■ **Directions for this task**: Gather all lines in the entries that include the word "JSON".

>>>

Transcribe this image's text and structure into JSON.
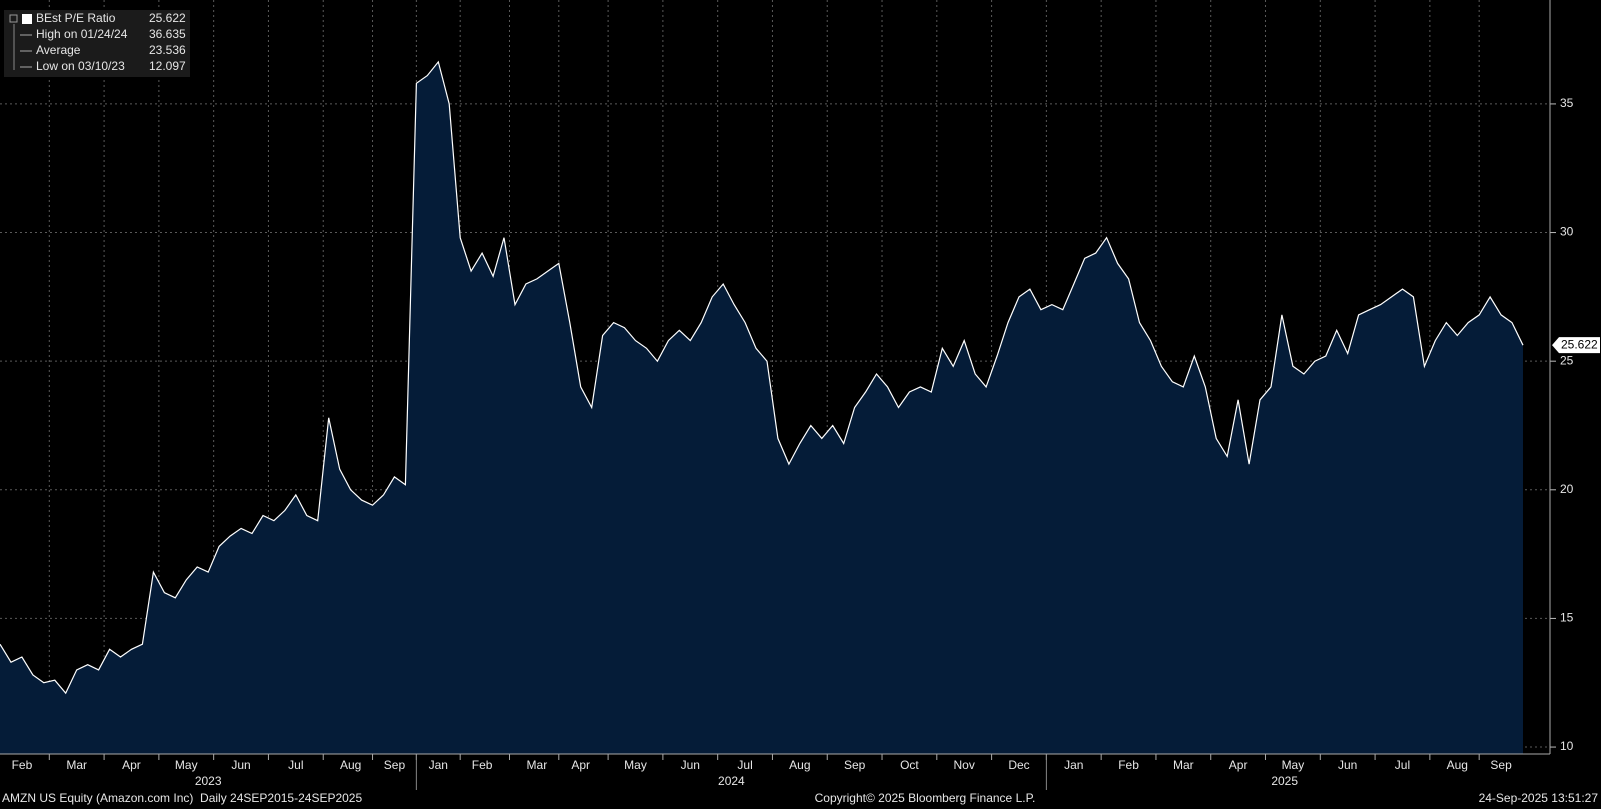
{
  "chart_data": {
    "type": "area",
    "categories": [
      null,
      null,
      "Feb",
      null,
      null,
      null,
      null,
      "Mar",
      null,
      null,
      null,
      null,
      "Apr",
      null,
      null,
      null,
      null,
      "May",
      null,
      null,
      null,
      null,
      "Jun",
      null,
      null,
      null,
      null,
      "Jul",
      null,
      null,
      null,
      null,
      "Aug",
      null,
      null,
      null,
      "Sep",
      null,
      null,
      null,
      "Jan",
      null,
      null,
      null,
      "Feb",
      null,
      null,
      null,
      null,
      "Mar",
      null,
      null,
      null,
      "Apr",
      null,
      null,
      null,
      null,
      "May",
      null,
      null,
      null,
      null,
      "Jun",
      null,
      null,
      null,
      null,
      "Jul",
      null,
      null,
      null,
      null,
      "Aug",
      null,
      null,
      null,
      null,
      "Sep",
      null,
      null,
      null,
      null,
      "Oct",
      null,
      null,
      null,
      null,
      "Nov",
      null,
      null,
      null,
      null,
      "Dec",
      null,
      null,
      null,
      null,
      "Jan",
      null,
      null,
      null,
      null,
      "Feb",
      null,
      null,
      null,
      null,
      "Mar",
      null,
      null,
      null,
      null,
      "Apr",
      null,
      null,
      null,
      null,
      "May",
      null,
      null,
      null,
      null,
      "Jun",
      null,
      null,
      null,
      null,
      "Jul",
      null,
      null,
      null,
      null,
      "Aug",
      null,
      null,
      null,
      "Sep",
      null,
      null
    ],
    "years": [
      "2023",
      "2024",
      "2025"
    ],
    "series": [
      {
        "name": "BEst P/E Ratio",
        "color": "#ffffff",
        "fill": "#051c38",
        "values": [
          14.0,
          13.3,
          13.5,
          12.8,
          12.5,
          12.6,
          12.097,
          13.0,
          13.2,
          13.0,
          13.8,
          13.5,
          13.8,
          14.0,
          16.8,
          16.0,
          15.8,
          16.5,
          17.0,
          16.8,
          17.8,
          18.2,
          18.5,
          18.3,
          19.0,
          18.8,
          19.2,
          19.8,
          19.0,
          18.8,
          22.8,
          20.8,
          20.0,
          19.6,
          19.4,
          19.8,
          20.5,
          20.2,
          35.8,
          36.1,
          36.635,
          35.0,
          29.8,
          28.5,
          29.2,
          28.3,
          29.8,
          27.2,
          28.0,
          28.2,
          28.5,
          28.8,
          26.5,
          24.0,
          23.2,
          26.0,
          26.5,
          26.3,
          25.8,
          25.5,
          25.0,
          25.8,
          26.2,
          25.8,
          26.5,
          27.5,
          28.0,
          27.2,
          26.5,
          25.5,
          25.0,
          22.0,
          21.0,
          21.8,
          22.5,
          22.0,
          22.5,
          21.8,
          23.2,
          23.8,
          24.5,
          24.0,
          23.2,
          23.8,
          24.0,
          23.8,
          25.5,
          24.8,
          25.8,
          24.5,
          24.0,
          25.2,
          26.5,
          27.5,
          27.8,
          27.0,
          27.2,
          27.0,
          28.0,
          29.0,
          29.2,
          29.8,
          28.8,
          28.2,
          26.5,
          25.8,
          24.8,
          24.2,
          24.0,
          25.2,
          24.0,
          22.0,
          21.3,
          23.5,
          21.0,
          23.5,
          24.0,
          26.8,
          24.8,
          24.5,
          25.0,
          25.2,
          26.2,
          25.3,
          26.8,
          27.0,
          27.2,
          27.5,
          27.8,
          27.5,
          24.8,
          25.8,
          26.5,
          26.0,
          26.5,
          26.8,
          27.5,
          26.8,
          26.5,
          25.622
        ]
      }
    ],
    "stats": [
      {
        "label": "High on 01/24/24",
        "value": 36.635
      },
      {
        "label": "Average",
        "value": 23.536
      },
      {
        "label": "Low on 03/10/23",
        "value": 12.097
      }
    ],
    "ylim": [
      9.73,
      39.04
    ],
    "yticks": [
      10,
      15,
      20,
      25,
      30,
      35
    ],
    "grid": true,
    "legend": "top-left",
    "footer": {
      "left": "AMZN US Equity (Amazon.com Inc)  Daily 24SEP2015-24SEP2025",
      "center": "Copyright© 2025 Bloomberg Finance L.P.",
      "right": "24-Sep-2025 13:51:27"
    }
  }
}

<<<
>>>

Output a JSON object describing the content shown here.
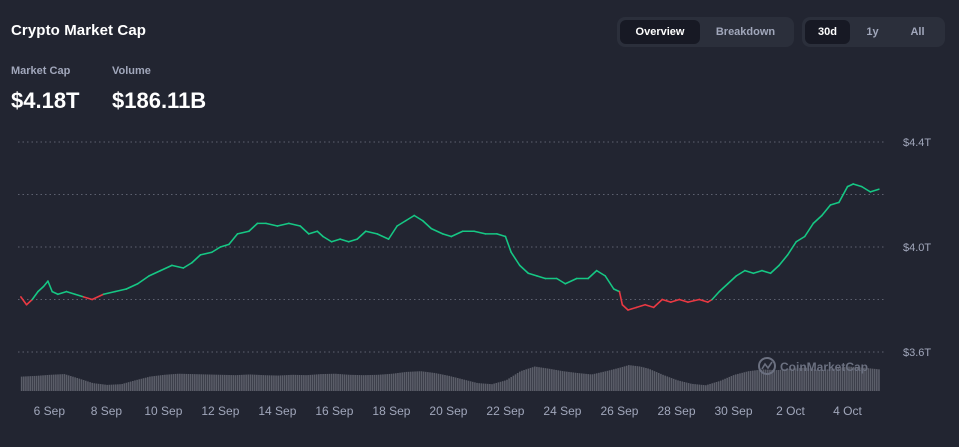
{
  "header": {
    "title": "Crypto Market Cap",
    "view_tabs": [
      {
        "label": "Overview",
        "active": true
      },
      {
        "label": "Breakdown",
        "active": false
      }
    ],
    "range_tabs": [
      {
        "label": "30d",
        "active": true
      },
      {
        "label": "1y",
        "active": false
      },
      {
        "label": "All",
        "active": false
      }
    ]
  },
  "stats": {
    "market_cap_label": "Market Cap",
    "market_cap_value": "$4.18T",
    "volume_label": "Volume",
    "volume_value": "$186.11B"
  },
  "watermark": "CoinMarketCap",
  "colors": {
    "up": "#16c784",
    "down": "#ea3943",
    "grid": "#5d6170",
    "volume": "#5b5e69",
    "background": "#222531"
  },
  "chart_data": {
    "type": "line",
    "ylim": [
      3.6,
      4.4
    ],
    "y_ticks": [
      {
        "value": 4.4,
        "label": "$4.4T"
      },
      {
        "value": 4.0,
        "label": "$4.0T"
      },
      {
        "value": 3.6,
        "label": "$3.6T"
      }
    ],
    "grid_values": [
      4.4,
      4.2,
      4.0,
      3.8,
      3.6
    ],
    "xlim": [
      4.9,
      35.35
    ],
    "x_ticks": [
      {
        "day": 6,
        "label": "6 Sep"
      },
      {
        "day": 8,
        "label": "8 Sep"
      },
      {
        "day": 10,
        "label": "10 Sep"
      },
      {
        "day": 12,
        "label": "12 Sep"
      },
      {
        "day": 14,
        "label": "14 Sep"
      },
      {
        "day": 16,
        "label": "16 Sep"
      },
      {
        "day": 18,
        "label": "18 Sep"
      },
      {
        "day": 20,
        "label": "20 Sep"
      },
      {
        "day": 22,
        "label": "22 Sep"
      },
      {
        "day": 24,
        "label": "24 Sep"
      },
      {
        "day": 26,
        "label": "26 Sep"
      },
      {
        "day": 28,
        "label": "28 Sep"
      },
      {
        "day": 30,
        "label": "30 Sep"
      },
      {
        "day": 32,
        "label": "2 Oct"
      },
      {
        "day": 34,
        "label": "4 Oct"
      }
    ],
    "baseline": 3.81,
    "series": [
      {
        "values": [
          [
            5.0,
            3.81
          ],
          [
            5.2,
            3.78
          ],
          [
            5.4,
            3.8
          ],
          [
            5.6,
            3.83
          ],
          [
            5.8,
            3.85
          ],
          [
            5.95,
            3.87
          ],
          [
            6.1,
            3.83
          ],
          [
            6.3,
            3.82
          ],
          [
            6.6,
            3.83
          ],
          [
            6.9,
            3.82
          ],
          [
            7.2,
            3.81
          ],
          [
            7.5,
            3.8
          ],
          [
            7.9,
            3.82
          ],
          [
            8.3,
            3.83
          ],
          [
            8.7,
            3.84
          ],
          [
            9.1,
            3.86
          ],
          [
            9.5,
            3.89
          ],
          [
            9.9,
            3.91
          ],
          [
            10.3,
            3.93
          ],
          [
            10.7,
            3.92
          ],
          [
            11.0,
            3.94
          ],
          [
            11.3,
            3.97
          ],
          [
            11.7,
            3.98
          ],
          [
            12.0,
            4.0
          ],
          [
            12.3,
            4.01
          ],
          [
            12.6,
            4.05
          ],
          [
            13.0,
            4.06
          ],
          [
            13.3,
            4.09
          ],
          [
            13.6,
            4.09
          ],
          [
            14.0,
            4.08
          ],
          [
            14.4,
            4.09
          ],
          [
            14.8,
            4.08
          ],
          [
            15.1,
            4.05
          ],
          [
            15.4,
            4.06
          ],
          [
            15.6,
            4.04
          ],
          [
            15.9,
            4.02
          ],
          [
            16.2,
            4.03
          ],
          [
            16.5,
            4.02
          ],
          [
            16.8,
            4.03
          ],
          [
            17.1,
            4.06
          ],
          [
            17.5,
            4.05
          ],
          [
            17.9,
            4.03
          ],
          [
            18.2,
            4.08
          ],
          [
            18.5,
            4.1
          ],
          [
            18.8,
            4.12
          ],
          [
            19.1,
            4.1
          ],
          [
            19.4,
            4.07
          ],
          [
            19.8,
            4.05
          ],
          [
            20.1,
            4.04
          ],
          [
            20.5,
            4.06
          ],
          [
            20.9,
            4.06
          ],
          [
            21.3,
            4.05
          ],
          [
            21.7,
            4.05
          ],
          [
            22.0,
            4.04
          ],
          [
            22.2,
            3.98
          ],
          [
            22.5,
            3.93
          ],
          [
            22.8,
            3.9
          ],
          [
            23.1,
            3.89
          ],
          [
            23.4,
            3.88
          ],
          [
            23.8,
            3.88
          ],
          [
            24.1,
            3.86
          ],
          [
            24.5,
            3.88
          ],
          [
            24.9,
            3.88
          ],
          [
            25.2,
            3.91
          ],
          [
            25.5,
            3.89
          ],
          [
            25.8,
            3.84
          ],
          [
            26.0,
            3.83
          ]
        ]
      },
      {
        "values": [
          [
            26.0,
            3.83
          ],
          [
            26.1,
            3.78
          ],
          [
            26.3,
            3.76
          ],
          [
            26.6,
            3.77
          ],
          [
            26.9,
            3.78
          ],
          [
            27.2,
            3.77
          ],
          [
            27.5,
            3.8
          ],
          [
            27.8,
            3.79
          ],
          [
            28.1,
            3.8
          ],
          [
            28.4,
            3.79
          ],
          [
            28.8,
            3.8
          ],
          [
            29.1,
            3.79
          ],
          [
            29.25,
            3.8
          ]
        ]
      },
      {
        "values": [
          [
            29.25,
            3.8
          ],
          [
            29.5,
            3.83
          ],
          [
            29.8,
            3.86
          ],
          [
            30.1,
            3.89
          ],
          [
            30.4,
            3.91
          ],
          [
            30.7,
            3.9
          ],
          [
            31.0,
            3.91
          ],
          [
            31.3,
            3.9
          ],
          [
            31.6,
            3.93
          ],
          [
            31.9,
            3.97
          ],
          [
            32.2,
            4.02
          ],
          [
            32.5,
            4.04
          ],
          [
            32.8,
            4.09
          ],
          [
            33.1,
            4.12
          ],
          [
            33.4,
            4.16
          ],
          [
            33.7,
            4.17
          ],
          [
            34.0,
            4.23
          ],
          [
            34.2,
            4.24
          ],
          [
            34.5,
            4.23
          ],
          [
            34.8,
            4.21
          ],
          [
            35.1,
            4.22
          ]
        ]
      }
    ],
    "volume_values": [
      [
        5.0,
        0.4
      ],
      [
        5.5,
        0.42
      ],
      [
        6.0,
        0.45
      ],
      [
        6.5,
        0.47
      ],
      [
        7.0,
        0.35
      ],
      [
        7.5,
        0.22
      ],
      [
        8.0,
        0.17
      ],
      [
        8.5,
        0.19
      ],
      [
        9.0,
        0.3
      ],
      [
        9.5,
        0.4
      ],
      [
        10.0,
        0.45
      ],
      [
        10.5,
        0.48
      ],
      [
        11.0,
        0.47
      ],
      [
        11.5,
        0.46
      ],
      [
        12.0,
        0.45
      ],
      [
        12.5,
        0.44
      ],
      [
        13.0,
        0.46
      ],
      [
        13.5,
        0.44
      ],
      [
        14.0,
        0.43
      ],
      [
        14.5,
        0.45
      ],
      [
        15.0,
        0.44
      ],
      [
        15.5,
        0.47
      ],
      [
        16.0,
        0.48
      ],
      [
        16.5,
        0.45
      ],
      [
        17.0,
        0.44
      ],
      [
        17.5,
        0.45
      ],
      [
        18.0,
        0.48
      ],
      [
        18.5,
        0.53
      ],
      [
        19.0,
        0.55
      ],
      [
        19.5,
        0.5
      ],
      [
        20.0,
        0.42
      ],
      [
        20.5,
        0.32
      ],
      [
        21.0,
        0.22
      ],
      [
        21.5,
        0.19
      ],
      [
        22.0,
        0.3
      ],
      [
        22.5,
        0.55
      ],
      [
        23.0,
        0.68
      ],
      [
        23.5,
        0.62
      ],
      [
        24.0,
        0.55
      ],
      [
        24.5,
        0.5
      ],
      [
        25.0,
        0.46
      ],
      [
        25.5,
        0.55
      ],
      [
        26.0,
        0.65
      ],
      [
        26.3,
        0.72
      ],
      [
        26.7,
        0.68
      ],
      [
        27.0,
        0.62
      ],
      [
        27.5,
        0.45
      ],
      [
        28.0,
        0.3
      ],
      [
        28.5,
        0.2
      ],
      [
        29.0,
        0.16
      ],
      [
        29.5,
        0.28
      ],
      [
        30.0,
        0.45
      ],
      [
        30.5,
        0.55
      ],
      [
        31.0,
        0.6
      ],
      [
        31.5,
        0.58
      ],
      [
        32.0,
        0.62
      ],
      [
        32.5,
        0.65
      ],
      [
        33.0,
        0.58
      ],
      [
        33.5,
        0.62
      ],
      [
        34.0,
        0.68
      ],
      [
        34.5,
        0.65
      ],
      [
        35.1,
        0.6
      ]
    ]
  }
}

<<<

■ **Answer below**:
Transcribe this image's text and structure into JSON.
Output a JSON object describing the content shown here.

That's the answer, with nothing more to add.